§ Tasks to perform
A: In the accounting notes below, on what date did the Company adopt the provisions of SFAS 142?
B: Extend the accounting notes on recently issued guidance below, picking up after their final sentence.

§ Passage to read

The preparation of financial statements in conformity with accounting principles
generally accepted in the United States requires management to make estimates
and assumptions that affect the reported amounts of assets and liabilities and
disclosure of contingent assets and liabilities at the date of the statements
and the reported amounts of revenues and expenses during the reporting periods.
Actual results could differ from those estimates.
Certain reclassifications have been made to prior period financial statements to
conform with the current year classification. These reclassifications have no
impact on previously reported net income.
3. Impact of Recently Issued Accounting Guidance
EITF 02-03
In October 2002, the EITF reached a final consensus in EITF Issue 02-03 "Issues
Involved in Accounting for Derivative Contracts Held for Trading Purposes and
Contracts Involved in Energy Trading and Risk Management Activities" (EITF
02-03) that gains and losses (realized and unrealized) on all derivative
instruments within the scope of SFAS 133 "Accounting for Derivative Instruments
and Hedging Activities" (SFAS 133) should be shown net in the income statement,
whether or not settled physically, if the derivative instruments are held for
"trading purposes." The consensus rescinded EITF 98-10 "Accounting for Contracts
Involved in Energy Trading and Risk Management Activities" (EITF 98-10) as well
as other decisions reached on energy trading contracts at the EITF's June 2002
meeting.
The Company's power marketing operations enter into contracts that are
derivatives as defined by SFAS 133, but these operations do not met the
definition of energy trading activities based upon the provisions in EITF 98-10.
Currently, the Company uses a gross presentation to report the results of these
operations. The Company will re-evaluate its portfolio of derivative contracts
to determine if any will be required to be reported net in accordance with the
provisions of the new consensus.
The consensus relating to the presentation of gains and losses on derivative
instruments held for "trading purposes" is effective for financial statements
issued for periods beginning after December 15, 2002 and requires the
reclassification of all periods presented. For the Company, the consensus is
effective beginning January 1, 2003. See Note 9 for additional information on
the Company's power marketing operations.
SFAS 142
- --------
In July 2001, the FASB issued SFAS No. 142, "Goodwill and Other Intangible
Assets" (SFAS 142). The Company adopted the provisions of SFAS 142, as required
on January 1, 2002. SFAS 142 changed the accounting for goodwill from an
amortization approach to an impairment-only approach. Thus, amortization of
goodwill that is not included as an allowable cost for rate-making purposes
ceased upon adoption of this statement. This includes goodwill recorded in past
business combinations, such as the Company's acquisition of the Ohio operations.
Goodwill is to be tested for impairment at a reporting unit level at least
annually.
SFAS 142 also required the initial impairment review of all goodwill within six
months of the adoption date. The impairment review consisted of a comparison of
the fair value of a reporting unit to its carrying amount. If the fair value of
a reporting unit is less than its carrying amount, an impairment loss would be
recognized. Results of the initial impairment review were to be treated as a
change in accounting principle in accordance with APB Opinion No. 20 "Accounting
Changes." An impairment loss recognized as a result of an impairment test
occurring after the initial impairment review is to be reported as a part of
operations. SFAS 142 also changed certain aspects of accounting for other
intangible assets; however, the Company does not have any significant other
intangible assets.

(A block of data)
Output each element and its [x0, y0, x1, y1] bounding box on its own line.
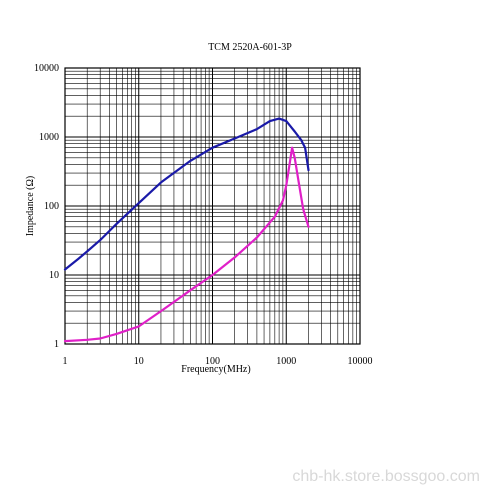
x-tick-labels: 1 10 100 1000 10000 [63, 356, 373, 367]
y-tick-labels: 1 10 100 1000 10000 [34, 63, 59, 350]
x-tick-label: 10 [134, 356, 144, 367]
x-tick-label: 10000 [348, 356, 373, 367]
y-tick-label: 10000 [34, 63, 59, 74]
y-tick-label: 1000 [39, 132, 59, 143]
plot-frame [64, 67, 361, 345]
y-tick-label: 10 [49, 270, 59, 281]
y-axis-title: Impedance (Ω) [25, 176, 36, 236]
x-tick-label: 1000 [276, 356, 296, 367]
grid [64, 68, 360, 345]
y-tick-label: 100 [44, 201, 59, 212]
series-line-2 [63, 146, 310, 343]
x-tick-label: 100 [205, 356, 220, 367]
series-group [63, 117, 310, 343]
x-tick-label: 1 [63, 356, 68, 367]
x-axis-title: Frequency(MHz) [181, 364, 250, 375]
series-line-1 [63, 117, 310, 271]
watermark: chb-hk.store.bossgoo.com [292, 468, 480, 485]
y-tick-label: 1 [54, 339, 59, 350]
chart-title: TCM 2520A-601-3P [208, 42, 292, 53]
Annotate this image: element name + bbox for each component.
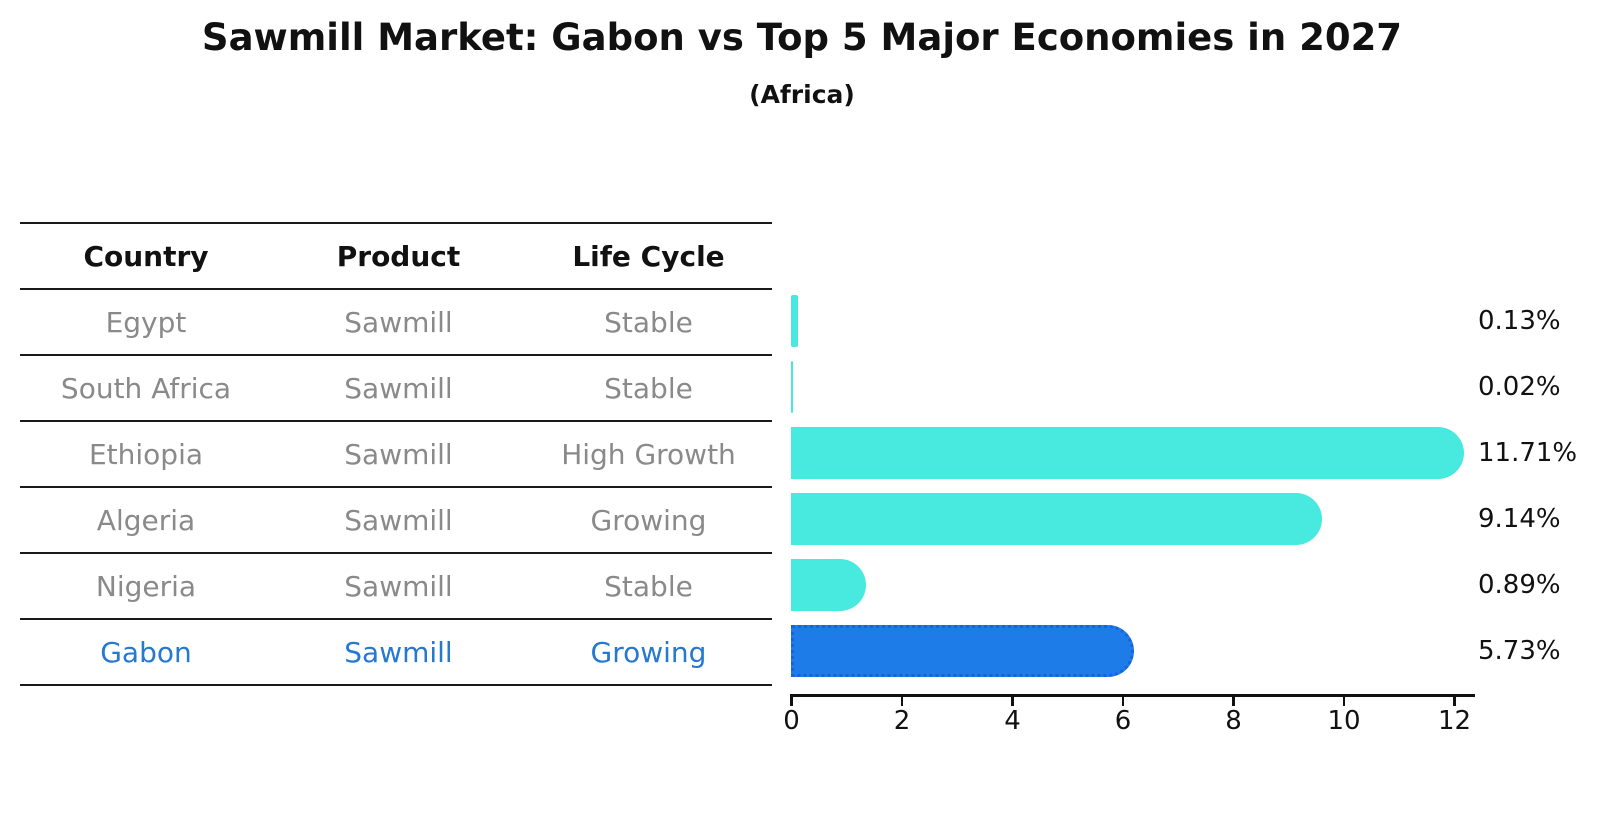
bar <box>791 427 1464 479</box>
x-axis-tick-mark <box>1232 697 1235 706</box>
x-axis-tick-label: 12 <box>1437 706 1472 736</box>
chart-title: Sawmill Market: Gabon vs Top 5 Major Eco… <box>201 16 1403 59</box>
table-cell-country: Nigeria <box>95 569 197 603</box>
bar <box>791 295 799 347</box>
table-body: Egypt Sawmill Stable South Africa Sawmill Sta… <box>20 290 772 686</box>
bar-value-label: 0.02% <box>1478 372 1561 402</box>
x-axis-line <box>790 694 1475 697</box>
table-cell-product: Sawmill <box>344 569 453 603</box>
bar <box>791 493 1322 545</box>
x-axis-tick-label: 2 <box>893 706 911 736</box>
country-table: Country Product Life Cycle Egypt Sawmill S… <box>20 222 772 686</box>
x-axis-tick-label: 10 <box>1327 706 1361 736</box>
bar-row: 0.89% <box>791 552 1604 618</box>
bar-gabon-highlight <box>791 625 1134 677</box>
table-header-country: Country <box>83 239 209 273</box>
bar-row: 0.02% <box>791 354 1604 420</box>
table-cell-life-cycle: Growing <box>590 635 707 669</box>
bar-value-label: 9.14% <box>1478 504 1561 534</box>
x-axis-tick-label: 6 <box>1114 706 1132 736</box>
table-row: South Africa Sawmill Stable <box>20 356 772 422</box>
bar-row: 0.13% <box>791 288 1604 354</box>
table-cell-product: Sawmill <box>344 305 453 339</box>
bar-value-label: 11.71% <box>1478 438 1578 468</box>
x-axis-tick-mark <box>1121 697 1125 706</box>
bar-row: 9.14% <box>791 486 1604 552</box>
table-cell-life-cycle: High Growth <box>561 437 736 471</box>
table-header-life-cycle: Life Cycle <box>572 239 725 273</box>
x-axis-tick-mark <box>1342 697 1346 706</box>
table-cell-country: Egypt <box>105 305 187 339</box>
table-cell-life-cycle: Stable <box>604 371 693 405</box>
table-header-product: Product <box>336 239 461 273</box>
table-cell-product: Sawmill <box>344 635 453 669</box>
x-axis-tick-mark <box>1011 697 1014 706</box>
x-axis-tick-label: 0 <box>783 706 800 736</box>
table-row: Ethiopia Sawmill High Growth <box>20 422 772 488</box>
table-row: Algeria Sawmill Growing <box>20 488 772 554</box>
bar-value-label: 5.73% <box>1478 636 1561 666</box>
table-cell-life-cycle: Stable <box>604 305 693 339</box>
chart-subtitle: (Africa) <box>749 80 855 109</box>
table-cell-product: Sawmill <box>344 437 453 471</box>
bar-row: 5.73% <box>791 618 1604 684</box>
table-cell-product: Sawmill <box>344 503 453 537</box>
table-row: Gabon Sawmill Growing <box>20 620 772 686</box>
bar <box>791 559 867 611</box>
x-axis-tick-label: 4 <box>1004 706 1021 736</box>
table-cell-country: Ethiopia <box>88 437 204 471</box>
bar-value-label: 0.89% <box>1478 570 1561 600</box>
bar-value-label: 0.13% <box>1478 306 1561 336</box>
x-axis-tick-mark <box>790 697 793 706</box>
table-cell-life-cycle: Growing <box>590 503 707 537</box>
x-axis-tick-mark <box>1453 697 1456 706</box>
table-cell-product: Sawmill <box>344 371 453 405</box>
x-axis-tick-mark <box>900 697 904 706</box>
x-axis-tick-label: 8 <box>1225 706 1242 736</box>
table-cell-life-cycle: Stable <box>604 569 693 603</box>
table-cell-country: Algeria <box>96 503 196 537</box>
table-cell-country: Gabon <box>100 635 192 669</box>
bar-row: 11.71% <box>791 420 1604 486</box>
table-cell-country: South Africa <box>60 371 232 405</box>
table-row: Egypt Sawmill Stable <box>20 290 772 356</box>
table-header-row: Country Product Life Cycle <box>20 224 772 290</box>
table-row: Nigeria Sawmill Stable <box>20 554 772 620</box>
bar <box>791 361 793 413</box>
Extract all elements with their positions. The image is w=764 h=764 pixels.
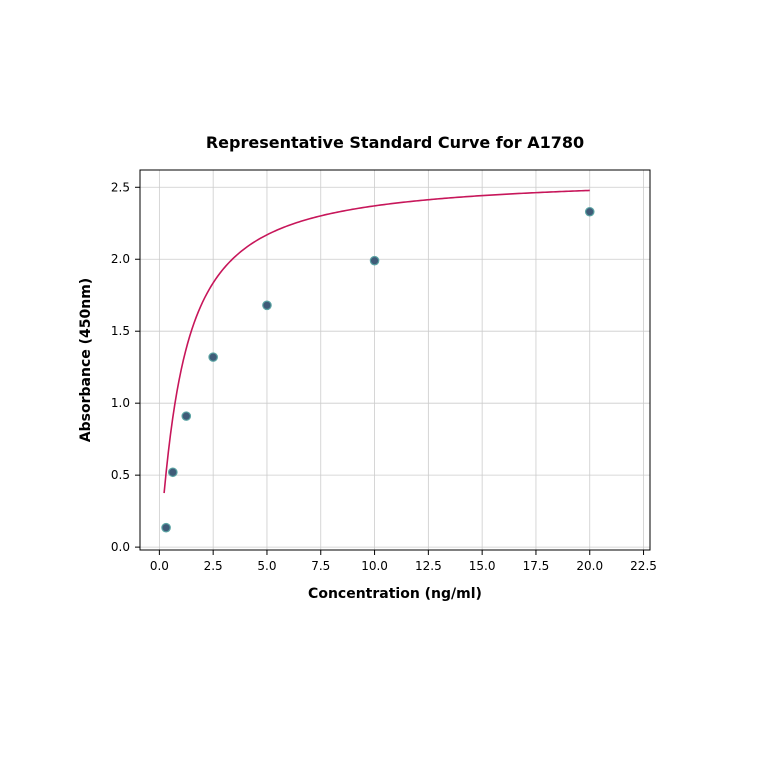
xtick-label: 5.0 bbox=[257, 559, 276, 573]
data-point bbox=[209, 353, 217, 361]
xtick-label: 15.0 bbox=[469, 559, 496, 573]
data-point bbox=[169, 468, 177, 476]
xtick-label: 0.0 bbox=[150, 559, 169, 573]
chart-title: Representative Standard Curve for A1780 bbox=[206, 133, 584, 152]
ytick-label: 0.5 bbox=[111, 468, 130, 482]
chart-svg: 0.0 2.5 5.0 7.5 10.0 12.5 15.0 17.5 20.0 22.5 0.0 0… bbox=[0, 0, 764, 764]
ytick-label: 1.0 bbox=[111, 396, 130, 410]
chart-container: 0.0 2.5 5.0 7.5 10.0 12.5 15.0 17.5 20.0 22.5 0.0 0… bbox=[0, 0, 764, 764]
x-axis-label: Concentration (ng/ml) bbox=[308, 586, 482, 602]
ytick-label: 2.0 bbox=[111, 252, 130, 266]
y-axis-label: Absorbance (450nm) bbox=[78, 278, 94, 442]
data-point bbox=[182, 412, 190, 420]
data-point bbox=[162, 523, 170, 531]
data-point bbox=[263, 301, 271, 309]
ytick-label: 2.5 bbox=[111, 180, 130, 194]
xtick-label: 20.0 bbox=[576, 559, 603, 573]
xtick-label: 7.5 bbox=[311, 559, 330, 573]
xtick-label: 10.0 bbox=[361, 559, 388, 573]
ytick-label: 1.5 bbox=[111, 324, 130, 338]
canvas-bg bbox=[0, 0, 764, 764]
xtick-label: 12.5 bbox=[415, 559, 442, 573]
xtick-label: 22.5 bbox=[630, 559, 657, 573]
xtick-label: 2.5 bbox=[204, 559, 223, 573]
ytick-label: 0.0 bbox=[111, 540, 130, 554]
data-point bbox=[586, 208, 594, 216]
xtick-label: 17.5 bbox=[523, 559, 550, 573]
data-point bbox=[370, 256, 378, 264]
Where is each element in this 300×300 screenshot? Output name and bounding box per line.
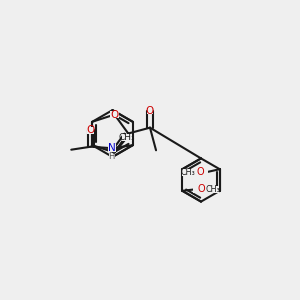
FancyBboxPatch shape (207, 186, 219, 193)
Text: CH₃: CH₃ (119, 133, 135, 142)
FancyBboxPatch shape (194, 186, 208, 193)
Text: H: H (109, 152, 115, 161)
Text: O: O (146, 106, 154, 116)
Text: O: O (196, 167, 204, 177)
FancyBboxPatch shape (147, 108, 153, 115)
FancyBboxPatch shape (110, 111, 119, 118)
FancyBboxPatch shape (182, 169, 194, 175)
FancyBboxPatch shape (108, 144, 116, 152)
Text: CH₃: CH₃ (181, 168, 196, 177)
FancyBboxPatch shape (109, 154, 115, 160)
Text: N: N (108, 143, 116, 153)
FancyBboxPatch shape (88, 127, 94, 134)
Text: O: O (87, 125, 95, 135)
FancyBboxPatch shape (193, 169, 208, 176)
FancyBboxPatch shape (122, 134, 132, 141)
Text: O: O (197, 184, 205, 194)
Text: O: O (110, 110, 118, 120)
Text: CH₃: CH₃ (206, 185, 220, 194)
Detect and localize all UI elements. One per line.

§ Responses by task
A: January 1, 2002.

B:
As required by SFAS 142, amortization of goodwill relating to the acquisition of
the Ohio operations, which approximates $5.0 million per year and is included in
the Gas Utility Services operating segment, ceased on January 1, 2002. Initial
impairment reviews to be performed within six months of adoption of SFAS 142
were completed and resulted in no impairment.
SFAS 144
- --------
In October 2001, the FASB issued SFAS No. 144, "Accounting for the Impairment or
Disposal of Long-Lived Assets" (SFAS 144). SFAS 144 develops one accounting
model for all impaired long-lived assets and long-lived assets to be disposed
of. SFAS 144 replaces the existing authoritative guidance in FASB Statement No.
121, "Accounting for the Impairment of Long-Lived Assets and for Long-Lived
Assets to Be Disposed Of" and certain aspects of APB Opinion No. 30, "Reporting
Results of Operations-Reporting the Effects of Disposal of a Segment of a
Business."
This new accounting model retains the framework of SFAS 121 and requires that
those impaired long-lived assets and long-lived assets to be disposed of be
measured at the lower of carrying amount or fair value (less cost to sell for
assets to be disposed of), whether reported in continuing operations or in
discontinued operations. Therefore, discontinued operations are no longer
measured at net realizable value or include amounts for operating losses that
have not yet occurred.
SFAS 144 also broadens the reporting of discontinued operations to include all
components of an entity with operations that can be distinguished from the rest
of the entity and that will be eliminated from the ongoing operations of the
entity in a disposal transaction.
The adoption of SFAS 144 on January 1, 2002 did not materially impact
operations.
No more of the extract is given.